_Aim_
Check every line of the entries for "France", and copy the lines that hold it.

_Stored rows_

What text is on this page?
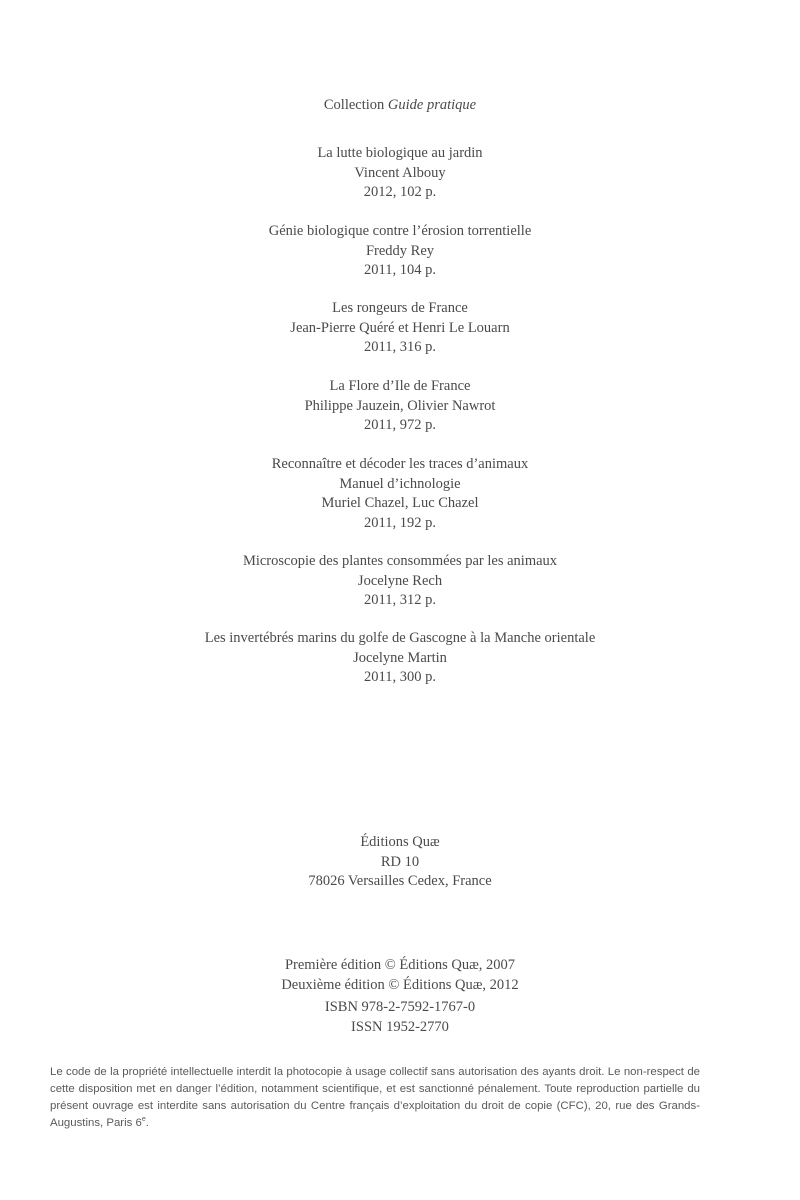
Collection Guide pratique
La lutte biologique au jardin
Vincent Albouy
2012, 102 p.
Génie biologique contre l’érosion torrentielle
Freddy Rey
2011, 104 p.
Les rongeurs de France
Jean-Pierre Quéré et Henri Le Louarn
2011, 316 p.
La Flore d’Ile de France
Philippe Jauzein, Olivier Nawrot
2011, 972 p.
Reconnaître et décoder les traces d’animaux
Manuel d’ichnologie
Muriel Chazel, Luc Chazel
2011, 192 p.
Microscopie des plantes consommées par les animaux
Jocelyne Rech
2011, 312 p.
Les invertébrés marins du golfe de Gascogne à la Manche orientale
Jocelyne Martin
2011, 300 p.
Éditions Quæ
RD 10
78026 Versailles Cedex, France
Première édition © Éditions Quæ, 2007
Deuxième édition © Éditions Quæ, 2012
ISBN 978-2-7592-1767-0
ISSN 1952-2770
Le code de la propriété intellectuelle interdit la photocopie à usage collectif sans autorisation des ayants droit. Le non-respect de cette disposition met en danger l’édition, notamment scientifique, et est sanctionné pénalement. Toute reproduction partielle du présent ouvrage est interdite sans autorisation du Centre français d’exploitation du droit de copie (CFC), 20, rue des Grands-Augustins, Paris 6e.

_Finished exercise_
Les rongeurs de France
La Flore d’Ile de France
78026 Versailles Cedex, France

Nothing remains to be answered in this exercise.